## Passage for review
----

© Reuters. FILE PHOTO: A cargo ship and containers are seen at an industrial port in Tokyo, Japan, February 15, 2022. REUTERS/Kim Kyung-Hoon
By Tetsushi Kajimoto
TOKYO (Reuters) – Japan’s economy is expected to have slowed markedly in the third quarter as global recession risks hurt external demand while rising inflation and a weak yen’s impact on imported prices forced consumers to keep their wallets shut.
Gross domestic product (GDP) data due 0850 local time Nov. 15 (2350 GMT Nov. 14) will likely show the world’s No. 3 economy grew at an annualised rate of 1.1% in July-Septerber, sharply slower from the 3.5% expansion in the second quarter.
That would translate into quarter-on-quarter growth of 0.3%, according to a Reuters poll of 18 economists, also slacking off from the 0.9% pace in April-June.
The significant slowdown in part highlights the harsh impact on Japan from the yen’s slide to 32-year lows against the dollar, which has exacerbated the cost-of-living strains by further lifting the price of everything from fuel to food items.
Prime Minister Fumio Kishida’s government is stepping up support for households to try to ease the effects of cost-push inflation, with a 29 trillion yen ($196.09 billion) in extra spending in the budget.
“Unlike Western countries, Japan has not experienced pent-up demand while service consumption at hotels and restaurants remains stagnant,” despite easing coronavirus curbs, said Takeshi Minami, chief economist at Norinchukin Research Institute.
“Supply-side restrictions have also curbed car output,” he said, adding that “depending on the extent of slowdown in the global economy, Japan could follow suit and you cannot rule out the possibility that it slides into recession next year.”
Capital expenditure probably underpinned third quarter growth, is forecast to have risen 2.1% in July-September, versus 2% increase in the previous quarter, reflecting improved performance at big exporters and others thanks to the earnings boost from a weak yen.

----

## Data extract
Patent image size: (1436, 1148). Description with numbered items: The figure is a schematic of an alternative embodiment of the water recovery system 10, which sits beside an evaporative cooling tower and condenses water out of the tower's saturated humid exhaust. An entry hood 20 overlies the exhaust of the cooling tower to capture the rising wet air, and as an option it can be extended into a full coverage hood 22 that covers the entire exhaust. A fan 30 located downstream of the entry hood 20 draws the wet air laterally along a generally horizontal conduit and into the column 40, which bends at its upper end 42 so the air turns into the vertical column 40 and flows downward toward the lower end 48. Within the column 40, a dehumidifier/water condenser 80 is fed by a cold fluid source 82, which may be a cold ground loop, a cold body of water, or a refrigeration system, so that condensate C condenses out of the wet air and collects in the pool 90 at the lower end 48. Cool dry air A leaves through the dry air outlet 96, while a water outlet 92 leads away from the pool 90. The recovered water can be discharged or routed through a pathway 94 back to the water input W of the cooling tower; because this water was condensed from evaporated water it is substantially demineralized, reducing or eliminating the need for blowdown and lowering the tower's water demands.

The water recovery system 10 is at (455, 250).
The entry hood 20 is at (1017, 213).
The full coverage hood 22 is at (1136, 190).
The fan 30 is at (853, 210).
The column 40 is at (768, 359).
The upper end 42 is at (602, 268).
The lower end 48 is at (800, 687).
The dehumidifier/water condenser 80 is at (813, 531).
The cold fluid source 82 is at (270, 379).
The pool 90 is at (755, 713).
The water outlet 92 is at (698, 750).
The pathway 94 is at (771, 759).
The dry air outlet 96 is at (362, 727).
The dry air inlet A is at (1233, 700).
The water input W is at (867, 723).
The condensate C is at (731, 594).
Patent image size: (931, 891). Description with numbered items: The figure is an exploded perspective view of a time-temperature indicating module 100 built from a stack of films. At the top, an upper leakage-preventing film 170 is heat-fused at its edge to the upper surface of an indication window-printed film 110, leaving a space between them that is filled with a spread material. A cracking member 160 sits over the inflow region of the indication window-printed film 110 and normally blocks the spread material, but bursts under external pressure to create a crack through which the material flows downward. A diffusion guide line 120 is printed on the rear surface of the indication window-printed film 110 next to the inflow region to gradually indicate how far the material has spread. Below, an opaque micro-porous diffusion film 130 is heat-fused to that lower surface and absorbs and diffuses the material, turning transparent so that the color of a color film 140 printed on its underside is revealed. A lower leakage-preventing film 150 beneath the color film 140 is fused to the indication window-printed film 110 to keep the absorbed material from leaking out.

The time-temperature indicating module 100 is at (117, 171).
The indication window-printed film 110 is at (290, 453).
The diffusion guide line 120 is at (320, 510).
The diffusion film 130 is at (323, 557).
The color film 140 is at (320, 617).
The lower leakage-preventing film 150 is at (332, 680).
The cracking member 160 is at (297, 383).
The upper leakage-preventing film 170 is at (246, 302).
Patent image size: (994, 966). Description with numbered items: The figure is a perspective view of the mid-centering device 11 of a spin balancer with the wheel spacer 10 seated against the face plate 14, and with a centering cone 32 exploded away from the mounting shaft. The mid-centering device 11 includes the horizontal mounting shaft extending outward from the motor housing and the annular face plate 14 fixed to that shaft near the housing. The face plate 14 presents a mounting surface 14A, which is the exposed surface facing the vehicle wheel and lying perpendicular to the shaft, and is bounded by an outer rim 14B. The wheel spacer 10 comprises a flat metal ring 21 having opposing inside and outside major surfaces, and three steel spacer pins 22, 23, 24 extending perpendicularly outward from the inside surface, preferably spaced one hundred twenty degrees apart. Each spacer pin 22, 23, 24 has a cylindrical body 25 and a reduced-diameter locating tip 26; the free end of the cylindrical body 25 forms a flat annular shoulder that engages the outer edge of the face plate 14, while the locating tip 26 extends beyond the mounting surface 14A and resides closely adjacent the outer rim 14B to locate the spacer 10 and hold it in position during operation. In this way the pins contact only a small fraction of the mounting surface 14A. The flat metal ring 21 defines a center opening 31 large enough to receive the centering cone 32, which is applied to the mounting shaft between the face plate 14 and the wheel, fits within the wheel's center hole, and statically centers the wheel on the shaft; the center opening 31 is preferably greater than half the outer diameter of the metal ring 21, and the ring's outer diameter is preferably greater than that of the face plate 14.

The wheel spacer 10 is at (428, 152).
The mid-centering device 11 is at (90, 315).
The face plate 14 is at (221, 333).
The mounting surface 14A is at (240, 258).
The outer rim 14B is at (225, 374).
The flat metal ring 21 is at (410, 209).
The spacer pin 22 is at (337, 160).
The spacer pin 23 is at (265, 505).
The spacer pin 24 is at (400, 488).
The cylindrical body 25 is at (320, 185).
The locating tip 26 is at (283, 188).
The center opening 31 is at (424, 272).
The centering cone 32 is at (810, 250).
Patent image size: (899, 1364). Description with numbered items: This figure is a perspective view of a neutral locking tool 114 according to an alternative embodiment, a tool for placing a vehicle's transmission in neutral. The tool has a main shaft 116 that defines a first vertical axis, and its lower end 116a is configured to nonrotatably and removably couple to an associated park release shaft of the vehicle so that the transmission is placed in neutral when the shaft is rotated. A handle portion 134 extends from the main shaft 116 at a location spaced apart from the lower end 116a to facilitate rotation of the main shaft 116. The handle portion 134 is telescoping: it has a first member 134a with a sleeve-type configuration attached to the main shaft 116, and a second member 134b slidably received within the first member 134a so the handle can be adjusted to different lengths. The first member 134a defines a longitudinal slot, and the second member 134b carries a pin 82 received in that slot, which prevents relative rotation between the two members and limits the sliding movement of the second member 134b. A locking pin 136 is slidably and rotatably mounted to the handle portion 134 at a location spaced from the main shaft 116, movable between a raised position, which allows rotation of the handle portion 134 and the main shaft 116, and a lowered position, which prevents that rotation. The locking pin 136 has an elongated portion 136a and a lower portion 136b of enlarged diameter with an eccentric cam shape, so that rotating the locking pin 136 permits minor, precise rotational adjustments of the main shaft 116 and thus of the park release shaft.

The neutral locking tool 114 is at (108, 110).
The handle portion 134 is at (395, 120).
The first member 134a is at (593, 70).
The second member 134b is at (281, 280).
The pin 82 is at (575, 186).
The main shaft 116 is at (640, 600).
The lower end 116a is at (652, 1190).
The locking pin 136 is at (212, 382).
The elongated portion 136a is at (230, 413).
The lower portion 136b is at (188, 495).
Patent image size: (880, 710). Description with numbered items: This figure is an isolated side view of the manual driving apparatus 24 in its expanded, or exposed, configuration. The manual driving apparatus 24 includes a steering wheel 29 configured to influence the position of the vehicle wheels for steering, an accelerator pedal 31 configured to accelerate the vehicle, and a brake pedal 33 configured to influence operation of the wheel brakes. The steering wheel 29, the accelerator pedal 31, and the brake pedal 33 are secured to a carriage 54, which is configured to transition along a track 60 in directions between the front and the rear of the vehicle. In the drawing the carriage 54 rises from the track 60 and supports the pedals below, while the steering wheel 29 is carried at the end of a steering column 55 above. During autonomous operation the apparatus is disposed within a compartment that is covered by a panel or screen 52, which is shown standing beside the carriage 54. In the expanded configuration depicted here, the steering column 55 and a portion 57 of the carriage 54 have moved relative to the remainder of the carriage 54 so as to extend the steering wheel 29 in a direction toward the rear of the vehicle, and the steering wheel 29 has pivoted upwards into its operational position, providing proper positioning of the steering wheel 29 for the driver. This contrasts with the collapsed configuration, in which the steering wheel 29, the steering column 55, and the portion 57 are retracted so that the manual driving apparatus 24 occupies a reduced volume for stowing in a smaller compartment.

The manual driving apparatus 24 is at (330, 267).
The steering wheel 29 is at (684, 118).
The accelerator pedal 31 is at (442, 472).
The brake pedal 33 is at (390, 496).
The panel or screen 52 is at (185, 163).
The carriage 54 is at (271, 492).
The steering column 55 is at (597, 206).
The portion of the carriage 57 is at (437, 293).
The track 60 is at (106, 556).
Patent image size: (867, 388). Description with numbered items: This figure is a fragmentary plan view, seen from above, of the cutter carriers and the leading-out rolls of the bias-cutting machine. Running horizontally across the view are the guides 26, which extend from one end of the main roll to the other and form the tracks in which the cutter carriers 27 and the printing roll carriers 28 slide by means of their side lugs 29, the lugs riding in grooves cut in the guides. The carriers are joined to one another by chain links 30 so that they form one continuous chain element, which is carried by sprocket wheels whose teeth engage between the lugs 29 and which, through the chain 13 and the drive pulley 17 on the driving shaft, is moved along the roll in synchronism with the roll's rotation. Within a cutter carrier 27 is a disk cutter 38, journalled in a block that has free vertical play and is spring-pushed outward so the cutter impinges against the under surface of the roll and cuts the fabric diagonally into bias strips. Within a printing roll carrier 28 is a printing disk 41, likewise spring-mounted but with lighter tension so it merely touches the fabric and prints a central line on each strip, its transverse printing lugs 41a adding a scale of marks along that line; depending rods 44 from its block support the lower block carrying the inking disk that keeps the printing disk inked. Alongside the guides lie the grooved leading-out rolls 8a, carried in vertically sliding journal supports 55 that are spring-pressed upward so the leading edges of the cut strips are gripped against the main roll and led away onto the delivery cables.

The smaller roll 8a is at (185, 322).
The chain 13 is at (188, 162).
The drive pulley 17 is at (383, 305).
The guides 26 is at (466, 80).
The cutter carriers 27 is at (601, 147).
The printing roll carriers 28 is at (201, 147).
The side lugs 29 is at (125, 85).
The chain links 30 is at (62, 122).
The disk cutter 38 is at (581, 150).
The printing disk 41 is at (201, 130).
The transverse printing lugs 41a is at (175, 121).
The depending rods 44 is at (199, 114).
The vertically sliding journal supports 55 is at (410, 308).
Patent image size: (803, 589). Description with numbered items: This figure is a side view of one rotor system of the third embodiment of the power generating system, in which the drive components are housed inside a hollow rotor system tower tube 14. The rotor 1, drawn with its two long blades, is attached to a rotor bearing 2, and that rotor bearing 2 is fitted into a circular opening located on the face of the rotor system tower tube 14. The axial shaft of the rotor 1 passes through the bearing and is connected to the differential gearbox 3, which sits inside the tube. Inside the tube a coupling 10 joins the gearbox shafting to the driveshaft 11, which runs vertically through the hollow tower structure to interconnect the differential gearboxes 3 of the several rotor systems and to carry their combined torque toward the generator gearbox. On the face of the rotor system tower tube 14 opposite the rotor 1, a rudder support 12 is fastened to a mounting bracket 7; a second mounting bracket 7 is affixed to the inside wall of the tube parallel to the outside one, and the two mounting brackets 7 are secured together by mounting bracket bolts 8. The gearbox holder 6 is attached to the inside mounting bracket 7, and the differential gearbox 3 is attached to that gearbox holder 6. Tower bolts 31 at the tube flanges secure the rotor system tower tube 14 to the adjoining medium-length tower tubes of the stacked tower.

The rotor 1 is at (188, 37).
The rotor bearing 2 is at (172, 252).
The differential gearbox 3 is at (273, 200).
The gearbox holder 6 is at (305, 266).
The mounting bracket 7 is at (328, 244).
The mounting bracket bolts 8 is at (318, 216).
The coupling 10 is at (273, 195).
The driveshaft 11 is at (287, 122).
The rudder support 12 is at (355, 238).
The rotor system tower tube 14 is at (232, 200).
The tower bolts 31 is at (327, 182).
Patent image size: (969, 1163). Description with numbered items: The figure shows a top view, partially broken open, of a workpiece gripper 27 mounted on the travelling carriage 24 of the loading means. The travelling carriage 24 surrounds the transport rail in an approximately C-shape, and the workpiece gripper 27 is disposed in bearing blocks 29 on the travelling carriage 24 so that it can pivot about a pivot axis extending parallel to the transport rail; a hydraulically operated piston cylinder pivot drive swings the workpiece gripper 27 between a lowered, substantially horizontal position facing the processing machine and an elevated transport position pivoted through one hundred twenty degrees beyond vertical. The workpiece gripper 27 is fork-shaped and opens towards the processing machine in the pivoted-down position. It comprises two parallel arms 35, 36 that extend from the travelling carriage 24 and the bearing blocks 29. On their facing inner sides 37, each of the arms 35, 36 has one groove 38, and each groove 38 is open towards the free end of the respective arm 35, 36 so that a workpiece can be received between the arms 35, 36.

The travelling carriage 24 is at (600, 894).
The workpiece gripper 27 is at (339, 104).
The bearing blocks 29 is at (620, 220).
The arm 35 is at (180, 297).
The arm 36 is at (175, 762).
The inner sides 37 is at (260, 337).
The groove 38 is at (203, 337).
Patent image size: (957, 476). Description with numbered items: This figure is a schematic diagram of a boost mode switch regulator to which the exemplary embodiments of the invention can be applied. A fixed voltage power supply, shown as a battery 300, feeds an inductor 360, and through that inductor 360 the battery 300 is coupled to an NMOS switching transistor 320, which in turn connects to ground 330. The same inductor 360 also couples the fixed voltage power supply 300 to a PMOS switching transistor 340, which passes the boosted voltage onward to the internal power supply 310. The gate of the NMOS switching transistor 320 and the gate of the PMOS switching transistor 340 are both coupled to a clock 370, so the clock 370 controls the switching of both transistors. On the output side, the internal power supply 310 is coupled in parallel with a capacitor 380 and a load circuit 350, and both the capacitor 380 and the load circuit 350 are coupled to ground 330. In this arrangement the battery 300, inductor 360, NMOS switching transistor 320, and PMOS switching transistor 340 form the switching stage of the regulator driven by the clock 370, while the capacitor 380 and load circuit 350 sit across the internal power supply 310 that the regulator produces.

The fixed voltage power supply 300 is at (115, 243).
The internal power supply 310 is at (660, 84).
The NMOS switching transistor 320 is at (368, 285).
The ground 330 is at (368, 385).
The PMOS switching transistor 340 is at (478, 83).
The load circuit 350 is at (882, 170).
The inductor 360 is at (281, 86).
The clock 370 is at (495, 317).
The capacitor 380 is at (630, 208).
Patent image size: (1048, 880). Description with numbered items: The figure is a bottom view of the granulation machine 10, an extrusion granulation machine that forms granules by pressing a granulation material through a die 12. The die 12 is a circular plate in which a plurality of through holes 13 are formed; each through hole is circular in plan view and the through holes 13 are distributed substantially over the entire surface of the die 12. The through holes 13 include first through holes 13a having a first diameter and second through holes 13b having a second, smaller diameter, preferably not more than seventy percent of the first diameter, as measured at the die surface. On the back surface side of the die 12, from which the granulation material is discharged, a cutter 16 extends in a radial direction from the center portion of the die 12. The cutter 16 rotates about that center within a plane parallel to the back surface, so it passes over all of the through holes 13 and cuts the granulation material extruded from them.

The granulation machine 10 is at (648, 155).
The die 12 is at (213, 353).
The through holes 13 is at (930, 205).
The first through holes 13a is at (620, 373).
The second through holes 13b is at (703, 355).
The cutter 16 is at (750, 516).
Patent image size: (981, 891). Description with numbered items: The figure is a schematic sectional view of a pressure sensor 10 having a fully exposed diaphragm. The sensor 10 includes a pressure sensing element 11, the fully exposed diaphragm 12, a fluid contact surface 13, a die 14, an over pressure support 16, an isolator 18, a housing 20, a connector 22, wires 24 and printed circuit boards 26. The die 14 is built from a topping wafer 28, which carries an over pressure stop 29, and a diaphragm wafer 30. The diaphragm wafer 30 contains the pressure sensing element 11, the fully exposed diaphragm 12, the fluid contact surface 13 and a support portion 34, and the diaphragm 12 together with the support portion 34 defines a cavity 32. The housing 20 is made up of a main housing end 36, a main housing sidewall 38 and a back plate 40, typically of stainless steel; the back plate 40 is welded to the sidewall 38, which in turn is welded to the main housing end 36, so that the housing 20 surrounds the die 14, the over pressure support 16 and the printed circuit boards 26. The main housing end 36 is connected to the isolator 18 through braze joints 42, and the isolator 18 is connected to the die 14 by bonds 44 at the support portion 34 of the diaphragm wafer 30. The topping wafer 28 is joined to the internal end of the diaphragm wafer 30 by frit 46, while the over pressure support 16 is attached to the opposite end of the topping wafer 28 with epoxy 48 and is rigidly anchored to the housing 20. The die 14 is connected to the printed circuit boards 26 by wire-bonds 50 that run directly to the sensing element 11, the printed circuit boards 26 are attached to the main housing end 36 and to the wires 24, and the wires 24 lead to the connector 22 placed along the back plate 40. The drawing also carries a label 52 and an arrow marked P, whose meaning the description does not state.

----

## Problems to solve
(a) According to the Japan GDP article, why did capital expenditure likely rise in July-September?
(b) Name every person mentioned in the Japan GDP article.
(c) Carry on the Japan GDP article from its last sentence.
The listing is from a separate source and is unrelated to the Japan GDP article.

## Exercise responses
(a) It reflected improved performance at big exporters and others, which got an earnings boost from a weak yen.

(b) Kim Kyung-Hoon, Tetsushi Kajimoto, Fumio Kishida, Takeshi Minami

(c)
External demand, or net exports — shipments minus imports — likely shaved 0.2 percentage points off GDP, after having added 0.1 percentage point to the second-quarter gain.
Private consumption that accounts for more than half the economy, is expected to have slowed to a crawl in the third quarter with an increase of 0.2% from a 1.2% gain.
Separate data by the internal affairs ministry is also set to underline the broad pressure across the economy, with the pace of growth in household spending seen almost halving to 2.7% year-on-year in September from 5.1% gain in August.
The strains on business showed no signs of easing either with input costs up sharply. Japan’s corporate goods price index, a barometer of wholesale prices that companies charge each other, is forecast up 8.8% year-on-year in October, easing from the previous month of 9.7%.
Household spending data will be released 0830 JST Nov. 8/ 2330 GMT Nov. 7 and corporate goods price index is due 0850 JST Nov. 11/ 2350 GMT Nov. 10.
Ministry of Finance (MOF) data, due out 0850 JST Nov. 9/ 2350 GMT Nov. 8 will likely show current account came to 234.5 billion yen ($1.58 billion) in September.